[Records from a data source]
────────────────────────────────────────
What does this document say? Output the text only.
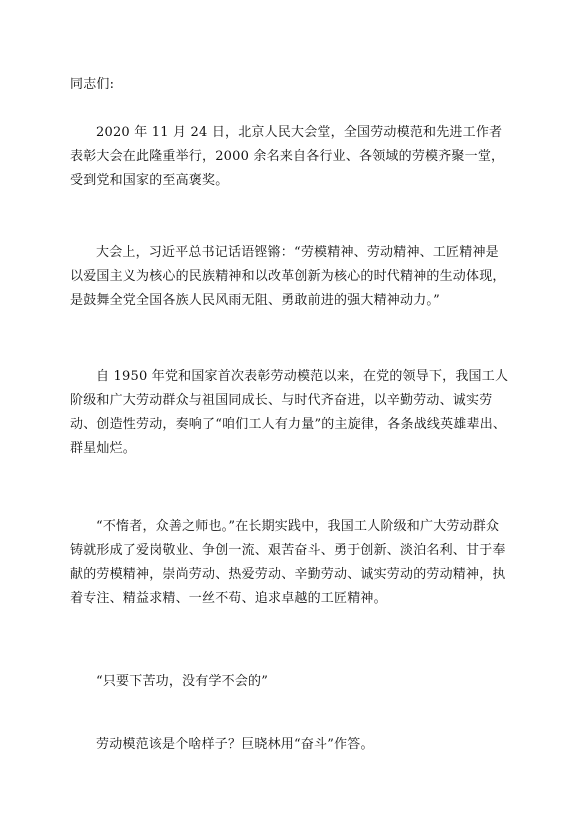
同志们:

2020 年 11 月 24 日，北京人民大会堂，全国劳动模范和先进工作者表彰大会在此隆重举行，2000 余名来自各行业、各领域的劳模齐聚一堂，受到党和国家的至高褒奖。

大会上，习近平总书记话语铿锵：“劳模精神、劳动精神、工匠精神是以爱国主义为核心的民族精神和以改革创新为核心的时代精神的生动体现，是鼓舞全党全国各族人民风雨无阻、勇敢前进的强大精神动力。”

自 1950 年党和国家首次表彰劳动模范以来，在党的领导下，我国工人阶级和广大劳动群众与祖国同成长、与时代齐奋进，以辛勤劳动、诚实劳动、创造性劳动，奏响了“咱们工人有力量”的主旋律，各条战线英雄辈出、群星灿烂。

“不惰者，众善之师也。”在长期实践中，我国工人阶级和广大劳动群众铸就形成了爱岗敬业、争创一流、艰苦奋斗、勇于创新、淡泊名利、甘于奉献的劳模精神，崇尚劳动、热爱劳动、辛勤劳动、诚实劳动的劳动精神，执着专注、精益求精、一丝不苟、追求卓越的工匠精神。

“只要下苦功，没有学不会的”

劳动模范该是个啥样子？巨晓林用“奋斗”作答。
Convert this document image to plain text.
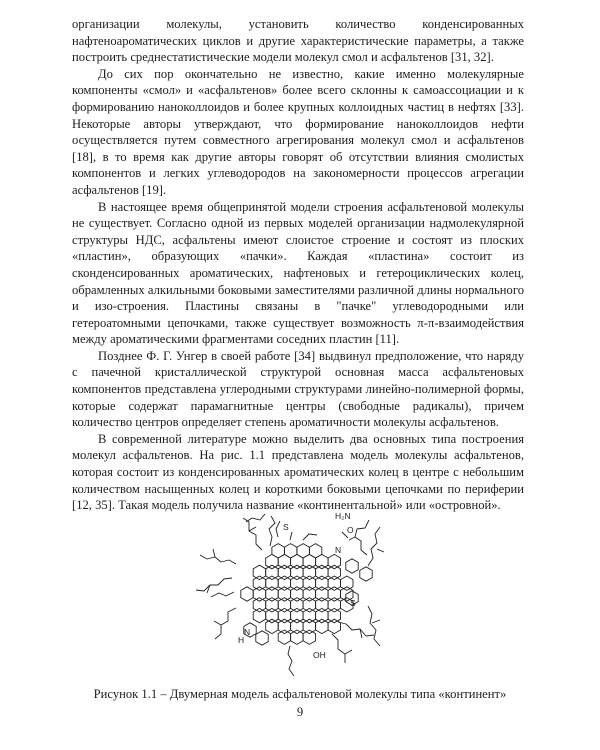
организации молекулы, установить количество конденсированных нафтеноароматических циклов и другие характеристические параметры, а также построить среднестатистические модели молекул смол и асфальтенов [31, 32].

До сих пор окончательно не известно, какие именно молекулярные компоненты «смол» и «асфальтенов» более всего склонны к самоассоциации и к формированию наноколлоидов и более крупных коллоидных частиц в нефтях [33]. Некоторые авторы утверждают, что формирование наноколлоидов нефти осуществляется путем совместного агрегирования молекул смол и асфальтенов [18], в то время как другие авторы говорят об отсутствии влияния смолистых компонентов и легких углеводородов на закономерности процессов агрегации асфальтенов [19].

В настоящее время общепринятой модели строения асфальтеновой молекулы не существует. Согласно одной из первых моделей организации надмолекулярной структуры НДС, асфальтены имеют слоистое строение и состоят из плоских «пластин», образующих «пачки». Каждая «пластина» состоит из сконденсированных ароматических, нафтеновых и гетероциклических колец, обрамленных алкильными боковыми заместителями различной длины нормального и изо-строения. Пластины связаны в "пачке" углеводородными или гетероатомными цепочками, также существует возможность π-π-взаимодействия между ароматическими фрагментами соседних пластин [11].

Позднее Ф. Г. Унгер в своей работе [34] выдвинул предположение, что наряду с пачечной кристаллической структурой основная масса асфальтеновых компонентов представлена углеродными структурами линейно-полимерной формы, которые содержат парамагнитные центры (свободные радикалы), причем количество центров определяет степень ароматичности молекулы асфальтенов.

В современной литературе можно выделить два основных типа построения молекул асфальтенов. На рис. 1.1 представлена модель молекулы асфальтенов, которая состоит из конденсированных ароматических колец в центре с небольшим количеством насыщенных колец и короткими боковыми цепочками по периферии [12, 35]. Такая модель получила название «континентальной» или «островной».

S
S
N
N
H
OH
H₂N
O
Рисунок 1.1 – Двумерная модель асфальтеновой молекулы типа «континент»
9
────────────────────────────────────────
[Goal of the exercise]: The copy should hold exactly the lines from the line containing "Convert this document image to plain text." through the end of the data, both ends included, and no pictures.

[Answer for the task]:
Convert this document image to plain text.
организации молекулы, установить количество конденсированных нафтеноароматических циклов и другие характеристические параметры, а также построить среднестатистические модели молекул смол и асфальтенов [31, 32].

До сих пор окончательно не известно, какие именно молекулярные компоненты «смол» и «асфальтенов» более всего склонны к самоассоциации и к формированию наноколлоидов и более крупных коллоидных частиц в нефтях [33]. Некоторые авторы утверждают, что формирование наноколлоидов нефти осуществляется путем совместного агрегирования молекул смол и асфальтенов [18], в то время как другие авторы говорят об отсутствии влияния смолистых компонентов и легких углеводородов на закономерности процессов агрегации асфальтенов [19].

В настоящее время общепринятой модели строения асфальтеновой молекулы не существует. Согласно одной из первых моделей организации надмолекулярной структуры НДС, асфальтены имеют слоистое строение и состоят из плоских «пластин», образующих «пачки». Каждая «пластина» состоит из сконденсированных ароматических, нафтеновых и гетероциклических колец, обрамленных алкильными боковыми заместителями различной длины нормального и изо-строения. Пластины связаны в "пачке" углеводородными или гетероатомными цепочками, также существует возможность π-π-взаимодействия между ароматическими фрагментами соседних пластин [11].

Позднее Ф. Г. Унгер в своей работе [34] выдвинул предположение, что наряду с пачечной кристаллической структурой основная масса асфальтеновых компонентов представлена углеродными структурами линейно-полимерной формы, которые содержат парамагнитные центры (свободные радикалы), причем количество центров определяет степень ароматичности молекулы асфальтенов.

В современной литературе можно выделить два основных типа построения молекул асфальтенов. На рис. 1.1 представлена модель молекулы асфальтенов, которая состоит из конденсированных ароматических колец в центре с небольшим количеством насыщенных колец и короткими боковыми цепочками по периферии [12, 35]. Такая модель получила название «континентальной» или «островной».

S
S
N
N
H
OH
H₂N
O
Рисунок 1.1 – Двумерная модель асфальтеновой молекулы типа «континент»
9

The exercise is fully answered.